AVAILABLE DATA:
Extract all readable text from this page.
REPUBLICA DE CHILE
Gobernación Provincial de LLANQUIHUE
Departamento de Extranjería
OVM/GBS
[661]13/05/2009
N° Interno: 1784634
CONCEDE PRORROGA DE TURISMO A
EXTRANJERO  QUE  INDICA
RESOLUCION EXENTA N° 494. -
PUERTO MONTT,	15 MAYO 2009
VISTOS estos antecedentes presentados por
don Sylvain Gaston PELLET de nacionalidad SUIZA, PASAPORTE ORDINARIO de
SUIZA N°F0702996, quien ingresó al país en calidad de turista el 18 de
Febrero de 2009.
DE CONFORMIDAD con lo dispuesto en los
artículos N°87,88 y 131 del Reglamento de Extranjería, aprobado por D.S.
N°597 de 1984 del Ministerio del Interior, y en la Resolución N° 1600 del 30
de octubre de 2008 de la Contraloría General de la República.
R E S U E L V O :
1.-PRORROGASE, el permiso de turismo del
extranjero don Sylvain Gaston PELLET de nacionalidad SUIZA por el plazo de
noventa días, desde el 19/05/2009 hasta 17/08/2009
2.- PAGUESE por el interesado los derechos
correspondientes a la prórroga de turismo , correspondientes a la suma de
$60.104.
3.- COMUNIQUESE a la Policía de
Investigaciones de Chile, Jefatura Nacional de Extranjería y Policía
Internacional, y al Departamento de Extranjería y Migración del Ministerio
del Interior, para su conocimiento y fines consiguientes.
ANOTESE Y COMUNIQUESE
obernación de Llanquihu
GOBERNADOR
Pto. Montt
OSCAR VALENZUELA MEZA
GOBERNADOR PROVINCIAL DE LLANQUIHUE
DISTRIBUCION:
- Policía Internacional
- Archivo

WORK INSTRUCTIONS: Each line of the listing above should be output exactly.

RESULT BELOW:
Extract all readable text from this page.
REPUBLICA DE CHILE
Gobernación Provincial de LLANQUIHUE
Departamento de Extranjería
OVM/GBS
[661]13/05/2009
N° Interno: 1784634
CONCEDE PRORROGA DE TURISMO A
EXTRANJERO  QUE  INDICA
RESOLUCION EXENTA N° 494. -
PUERTO MONTT,	15 MAYO 2009
VISTOS estos antecedentes presentados por
don Sylvain Gaston PELLET de nacionalidad SUIZA, PASAPORTE ORDINARIO de
SUIZA N°F0702996, quien ingresó al país en calidad de turista el 18 de
Febrero de 2009.
DE CONFORMIDAD con lo dispuesto en los
artículos N°87,88 y 131 del Reglamento de Extranjería, aprobado por D.S.
N°597 de 1984 del Ministerio del Interior, y en la Resolución N° 1600 del 30
de octubre de 2008 de la Contraloría General de la República.
R E S U E L V O :
1.-PRORROGASE, el permiso de turismo del
extranjero don Sylvain Gaston PELLET de nacionalidad SUIZA por el plazo de
noventa días, desde el 19/05/2009 hasta 17/08/2009
2.- PAGUESE por el interesado los derechos
correspondientes a la prórroga de turismo , correspondientes a la suma de
$60.104.
3.- COMUNIQUESE a la Policía de
Investigaciones de Chile, Jefatura Nacional de Extranjería y Policía
Internacional, y al Departamento de Extranjería y Migración del Ministerio
del Interior, para su conocimiento y fines consiguientes.
ANOTESE Y COMUNIQUESE
obernación de Llanquihu
GOBERNADOR
Pto. Montt
OSCAR VALENZUELA MEZA
GOBERNADOR PROVINCIAL DE LLANQUIHUE
DISTRIBUCION:
- Policía Internacional
- Archivo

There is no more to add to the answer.